┌─ MATERIAL SHOWN
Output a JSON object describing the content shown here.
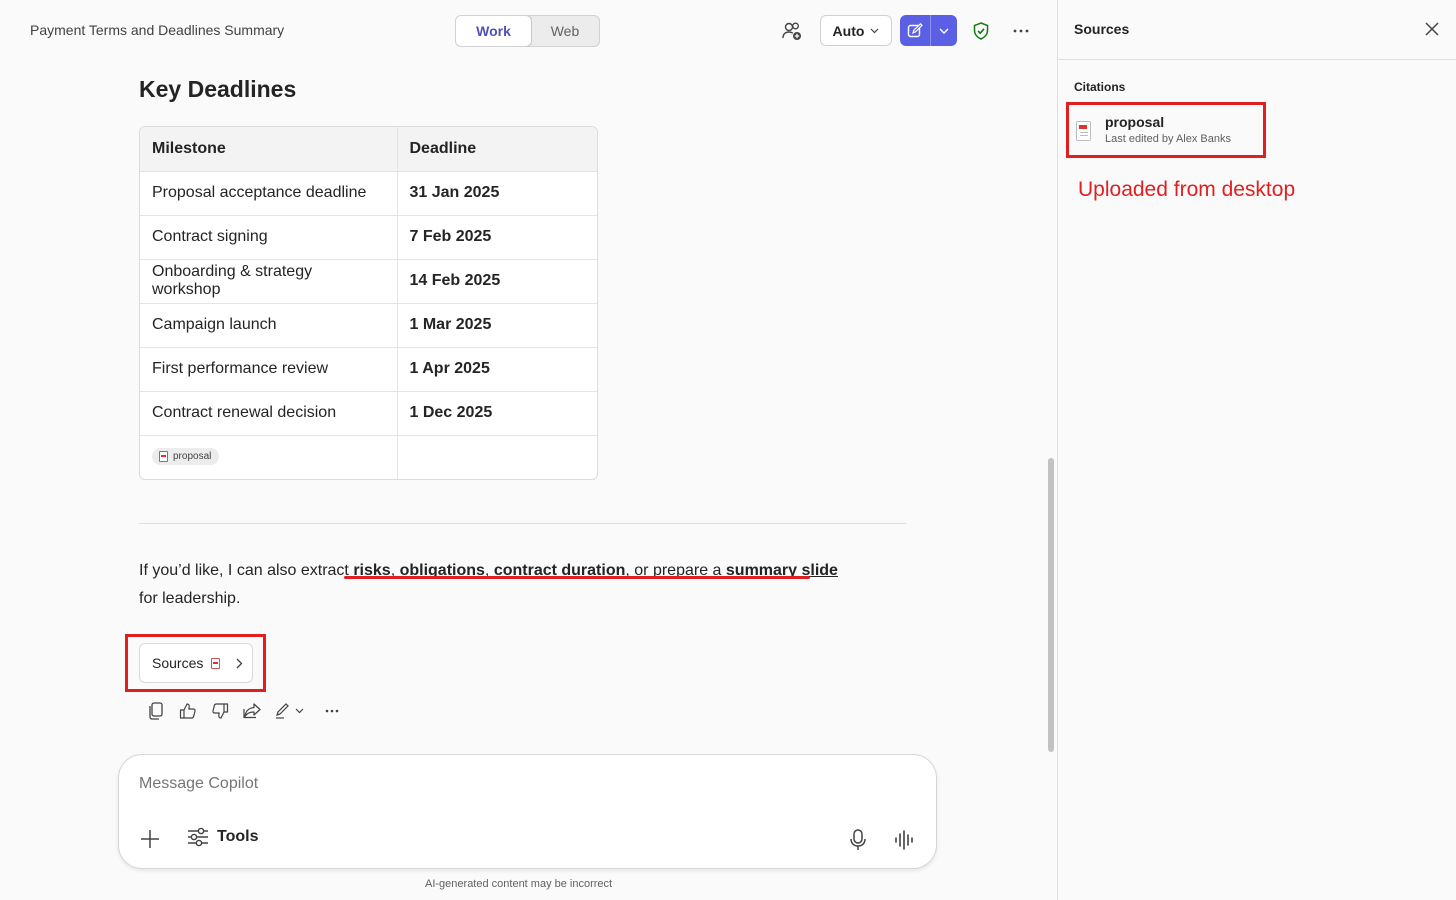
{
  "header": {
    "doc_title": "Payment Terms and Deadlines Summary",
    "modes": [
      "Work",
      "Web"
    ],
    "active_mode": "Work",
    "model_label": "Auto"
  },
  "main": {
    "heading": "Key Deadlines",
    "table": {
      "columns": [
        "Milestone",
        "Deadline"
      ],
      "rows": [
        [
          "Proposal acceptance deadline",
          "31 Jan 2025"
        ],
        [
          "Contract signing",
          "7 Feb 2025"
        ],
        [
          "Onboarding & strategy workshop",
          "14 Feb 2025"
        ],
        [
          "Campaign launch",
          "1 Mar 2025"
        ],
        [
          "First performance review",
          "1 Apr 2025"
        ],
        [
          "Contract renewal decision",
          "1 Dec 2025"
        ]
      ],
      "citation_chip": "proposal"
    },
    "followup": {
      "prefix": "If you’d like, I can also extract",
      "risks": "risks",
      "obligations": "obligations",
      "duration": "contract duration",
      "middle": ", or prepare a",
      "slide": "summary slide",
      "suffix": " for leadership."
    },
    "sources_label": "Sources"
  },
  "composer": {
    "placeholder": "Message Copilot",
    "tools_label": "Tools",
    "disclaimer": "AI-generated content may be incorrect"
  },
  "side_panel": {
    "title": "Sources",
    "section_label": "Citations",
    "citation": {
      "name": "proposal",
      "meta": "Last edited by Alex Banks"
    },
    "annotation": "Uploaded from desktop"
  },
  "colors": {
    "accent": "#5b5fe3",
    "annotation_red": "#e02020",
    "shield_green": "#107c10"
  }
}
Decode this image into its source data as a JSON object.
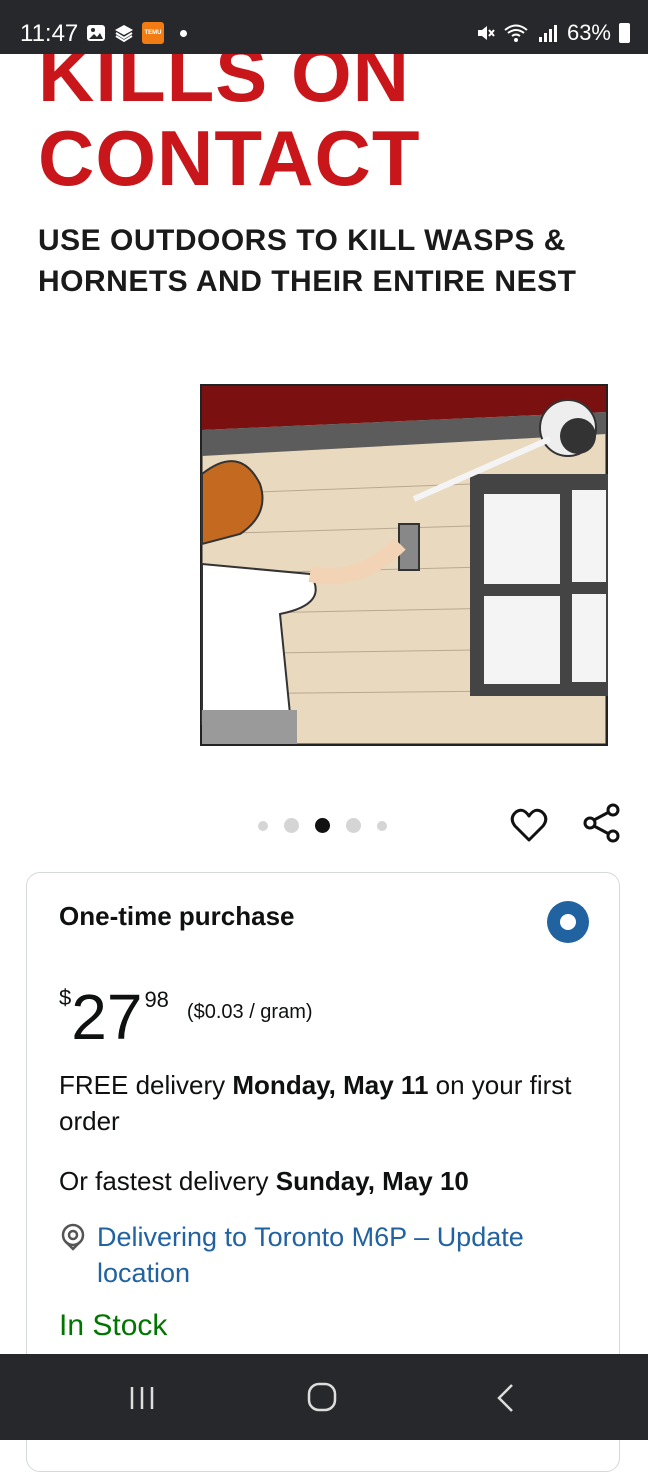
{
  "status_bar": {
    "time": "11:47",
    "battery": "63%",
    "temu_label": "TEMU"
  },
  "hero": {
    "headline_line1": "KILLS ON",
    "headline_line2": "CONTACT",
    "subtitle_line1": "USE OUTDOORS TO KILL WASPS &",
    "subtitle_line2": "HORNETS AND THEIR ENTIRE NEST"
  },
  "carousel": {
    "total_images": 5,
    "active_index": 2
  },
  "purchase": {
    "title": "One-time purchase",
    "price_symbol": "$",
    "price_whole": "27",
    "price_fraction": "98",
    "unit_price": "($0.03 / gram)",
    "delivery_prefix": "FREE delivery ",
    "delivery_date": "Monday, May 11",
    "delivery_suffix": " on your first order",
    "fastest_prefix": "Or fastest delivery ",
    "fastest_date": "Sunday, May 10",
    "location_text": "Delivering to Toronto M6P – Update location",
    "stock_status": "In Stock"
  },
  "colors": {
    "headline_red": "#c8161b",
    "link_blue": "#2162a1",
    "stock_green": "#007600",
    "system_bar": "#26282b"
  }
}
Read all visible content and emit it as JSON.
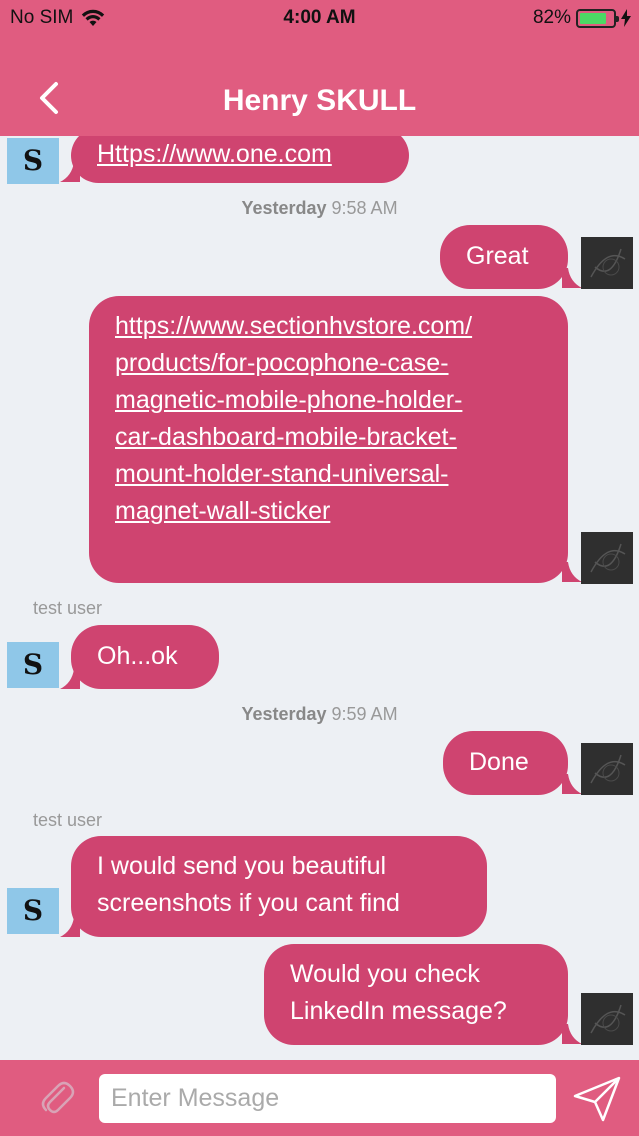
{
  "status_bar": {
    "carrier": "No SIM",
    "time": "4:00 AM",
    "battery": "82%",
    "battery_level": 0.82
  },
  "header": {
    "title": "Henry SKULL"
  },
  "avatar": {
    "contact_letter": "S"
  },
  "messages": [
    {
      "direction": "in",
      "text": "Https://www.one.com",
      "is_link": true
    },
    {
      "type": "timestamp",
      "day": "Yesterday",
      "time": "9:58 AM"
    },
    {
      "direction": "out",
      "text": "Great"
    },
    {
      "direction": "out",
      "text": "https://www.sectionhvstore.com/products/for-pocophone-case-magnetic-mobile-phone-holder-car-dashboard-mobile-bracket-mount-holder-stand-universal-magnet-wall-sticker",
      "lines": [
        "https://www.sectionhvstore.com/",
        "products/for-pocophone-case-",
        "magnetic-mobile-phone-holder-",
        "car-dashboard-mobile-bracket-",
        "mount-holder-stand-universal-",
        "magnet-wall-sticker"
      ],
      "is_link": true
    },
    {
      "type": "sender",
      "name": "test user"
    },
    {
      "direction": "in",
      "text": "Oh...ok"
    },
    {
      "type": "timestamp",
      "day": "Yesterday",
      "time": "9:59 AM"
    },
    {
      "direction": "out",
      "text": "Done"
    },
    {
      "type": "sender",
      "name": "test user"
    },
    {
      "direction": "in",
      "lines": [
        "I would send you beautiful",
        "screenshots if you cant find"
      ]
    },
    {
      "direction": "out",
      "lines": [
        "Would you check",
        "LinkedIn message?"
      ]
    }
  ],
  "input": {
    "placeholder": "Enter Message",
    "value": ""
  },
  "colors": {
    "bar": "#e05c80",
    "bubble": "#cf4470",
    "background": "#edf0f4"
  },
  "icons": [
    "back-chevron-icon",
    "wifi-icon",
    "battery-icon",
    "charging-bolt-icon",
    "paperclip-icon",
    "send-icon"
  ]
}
└─
WHAT TO DO.
Where a line in the material above holds "products", copy that line.

IN RESPONSE.
      "text": "https://www.sectionhvstore.com/products/for-pocophone-case-magnetic-mobile-phone-holder-car-dashboard-mobile-bracket-mount-holder-stand-universal-magnet-wall-sticker",
        "products/for-pocophone-case-",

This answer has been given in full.